Data extracted from a collection
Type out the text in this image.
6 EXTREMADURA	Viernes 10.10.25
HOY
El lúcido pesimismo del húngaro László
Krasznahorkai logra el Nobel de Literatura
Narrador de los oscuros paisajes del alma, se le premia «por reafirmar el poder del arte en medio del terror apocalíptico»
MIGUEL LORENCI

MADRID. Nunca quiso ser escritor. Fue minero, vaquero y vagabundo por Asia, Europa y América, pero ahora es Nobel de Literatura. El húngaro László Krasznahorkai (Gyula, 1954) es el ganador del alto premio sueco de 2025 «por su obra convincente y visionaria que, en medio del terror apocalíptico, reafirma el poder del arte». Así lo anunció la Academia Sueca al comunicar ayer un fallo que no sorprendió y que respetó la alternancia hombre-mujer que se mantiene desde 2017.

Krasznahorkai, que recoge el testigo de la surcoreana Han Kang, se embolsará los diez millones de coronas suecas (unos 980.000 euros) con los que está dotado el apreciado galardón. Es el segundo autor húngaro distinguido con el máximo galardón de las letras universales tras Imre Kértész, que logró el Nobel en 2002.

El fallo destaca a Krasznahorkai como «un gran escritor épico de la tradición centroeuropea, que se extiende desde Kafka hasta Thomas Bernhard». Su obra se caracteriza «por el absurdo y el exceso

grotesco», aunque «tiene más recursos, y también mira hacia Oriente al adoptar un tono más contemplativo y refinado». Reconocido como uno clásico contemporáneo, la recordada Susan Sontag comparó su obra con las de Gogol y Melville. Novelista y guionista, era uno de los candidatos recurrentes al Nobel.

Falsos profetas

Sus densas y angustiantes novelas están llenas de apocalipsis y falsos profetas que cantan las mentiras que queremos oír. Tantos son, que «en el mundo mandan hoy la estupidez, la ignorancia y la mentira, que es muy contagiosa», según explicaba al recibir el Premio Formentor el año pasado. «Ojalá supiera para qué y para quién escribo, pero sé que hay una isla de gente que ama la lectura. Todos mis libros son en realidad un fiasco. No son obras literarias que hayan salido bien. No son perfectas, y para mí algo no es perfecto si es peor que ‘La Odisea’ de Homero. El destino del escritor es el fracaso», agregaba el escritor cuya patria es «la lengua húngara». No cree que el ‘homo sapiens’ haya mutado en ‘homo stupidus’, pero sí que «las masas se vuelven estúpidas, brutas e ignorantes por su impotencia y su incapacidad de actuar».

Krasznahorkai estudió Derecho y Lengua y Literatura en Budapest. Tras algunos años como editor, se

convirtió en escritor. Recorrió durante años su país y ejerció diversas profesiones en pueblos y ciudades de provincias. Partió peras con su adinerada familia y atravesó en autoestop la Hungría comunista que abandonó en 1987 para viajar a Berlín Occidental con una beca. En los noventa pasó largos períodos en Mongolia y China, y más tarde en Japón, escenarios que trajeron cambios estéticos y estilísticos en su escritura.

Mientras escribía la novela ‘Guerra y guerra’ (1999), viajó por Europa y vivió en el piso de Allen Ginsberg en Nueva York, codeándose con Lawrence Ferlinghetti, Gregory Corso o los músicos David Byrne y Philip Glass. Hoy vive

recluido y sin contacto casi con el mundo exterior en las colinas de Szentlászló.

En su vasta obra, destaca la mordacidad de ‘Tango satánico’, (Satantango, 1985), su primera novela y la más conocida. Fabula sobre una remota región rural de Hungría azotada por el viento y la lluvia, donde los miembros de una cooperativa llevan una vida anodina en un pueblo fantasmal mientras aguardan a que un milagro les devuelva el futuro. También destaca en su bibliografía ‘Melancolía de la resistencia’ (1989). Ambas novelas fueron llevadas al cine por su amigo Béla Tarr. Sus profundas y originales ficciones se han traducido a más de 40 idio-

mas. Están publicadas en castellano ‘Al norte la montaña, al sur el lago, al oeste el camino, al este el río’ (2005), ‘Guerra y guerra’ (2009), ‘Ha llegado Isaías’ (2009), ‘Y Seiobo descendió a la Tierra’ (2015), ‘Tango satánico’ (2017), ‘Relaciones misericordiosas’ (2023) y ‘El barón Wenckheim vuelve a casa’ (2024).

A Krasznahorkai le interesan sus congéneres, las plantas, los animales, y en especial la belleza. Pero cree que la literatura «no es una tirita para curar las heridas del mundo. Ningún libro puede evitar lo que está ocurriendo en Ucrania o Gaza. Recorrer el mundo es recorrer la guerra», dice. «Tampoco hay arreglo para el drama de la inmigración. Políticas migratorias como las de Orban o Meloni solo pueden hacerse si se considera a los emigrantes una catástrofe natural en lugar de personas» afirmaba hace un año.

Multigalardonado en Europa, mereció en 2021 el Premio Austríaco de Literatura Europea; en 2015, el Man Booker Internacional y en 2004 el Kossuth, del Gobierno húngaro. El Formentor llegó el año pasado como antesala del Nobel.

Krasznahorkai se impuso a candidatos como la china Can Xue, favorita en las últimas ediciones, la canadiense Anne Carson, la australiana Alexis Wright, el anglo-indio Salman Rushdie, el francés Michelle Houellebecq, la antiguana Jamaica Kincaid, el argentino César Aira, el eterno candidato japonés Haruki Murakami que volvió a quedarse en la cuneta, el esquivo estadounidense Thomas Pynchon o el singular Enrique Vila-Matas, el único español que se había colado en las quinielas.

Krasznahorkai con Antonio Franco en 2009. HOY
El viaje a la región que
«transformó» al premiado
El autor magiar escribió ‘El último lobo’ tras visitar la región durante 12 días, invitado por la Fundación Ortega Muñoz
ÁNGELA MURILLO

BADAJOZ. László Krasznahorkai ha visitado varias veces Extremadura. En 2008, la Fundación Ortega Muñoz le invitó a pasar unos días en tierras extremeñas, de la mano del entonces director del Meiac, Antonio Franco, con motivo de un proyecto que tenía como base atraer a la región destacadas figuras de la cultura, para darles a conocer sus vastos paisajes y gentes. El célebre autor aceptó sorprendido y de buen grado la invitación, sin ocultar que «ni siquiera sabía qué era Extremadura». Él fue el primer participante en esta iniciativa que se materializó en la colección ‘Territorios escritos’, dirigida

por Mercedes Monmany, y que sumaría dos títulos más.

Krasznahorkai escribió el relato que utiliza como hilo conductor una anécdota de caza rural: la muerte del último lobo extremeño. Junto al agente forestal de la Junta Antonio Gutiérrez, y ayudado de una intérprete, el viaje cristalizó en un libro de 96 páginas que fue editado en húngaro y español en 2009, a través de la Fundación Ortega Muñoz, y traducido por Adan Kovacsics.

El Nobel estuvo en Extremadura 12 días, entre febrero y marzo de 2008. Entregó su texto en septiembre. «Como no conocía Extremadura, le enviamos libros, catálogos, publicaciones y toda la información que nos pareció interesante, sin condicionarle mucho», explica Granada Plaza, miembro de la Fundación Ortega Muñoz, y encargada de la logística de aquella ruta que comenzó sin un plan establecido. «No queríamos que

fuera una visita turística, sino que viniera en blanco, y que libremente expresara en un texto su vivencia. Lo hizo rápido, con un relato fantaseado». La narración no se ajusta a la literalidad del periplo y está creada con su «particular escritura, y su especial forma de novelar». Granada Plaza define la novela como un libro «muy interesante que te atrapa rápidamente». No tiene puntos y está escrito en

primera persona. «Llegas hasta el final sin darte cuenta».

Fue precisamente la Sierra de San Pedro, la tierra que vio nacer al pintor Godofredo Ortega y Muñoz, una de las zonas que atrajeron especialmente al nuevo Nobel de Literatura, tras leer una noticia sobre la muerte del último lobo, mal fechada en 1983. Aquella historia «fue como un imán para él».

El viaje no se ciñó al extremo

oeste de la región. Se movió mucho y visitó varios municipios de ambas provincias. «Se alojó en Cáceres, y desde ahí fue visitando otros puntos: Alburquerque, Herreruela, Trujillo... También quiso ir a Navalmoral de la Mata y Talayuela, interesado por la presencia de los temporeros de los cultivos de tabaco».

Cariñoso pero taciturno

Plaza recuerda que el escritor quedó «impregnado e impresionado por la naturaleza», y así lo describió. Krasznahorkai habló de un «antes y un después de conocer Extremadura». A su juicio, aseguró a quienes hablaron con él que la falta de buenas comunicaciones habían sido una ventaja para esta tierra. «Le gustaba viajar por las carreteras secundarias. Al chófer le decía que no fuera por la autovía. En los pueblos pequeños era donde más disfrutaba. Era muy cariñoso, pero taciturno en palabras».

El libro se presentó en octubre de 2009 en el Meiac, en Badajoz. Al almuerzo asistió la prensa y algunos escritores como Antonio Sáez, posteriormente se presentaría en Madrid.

== OBJECTIVE ==
Provide the number of lines in the data above that contain the string "último", and nothing else.

== THE SOLUTION ==
3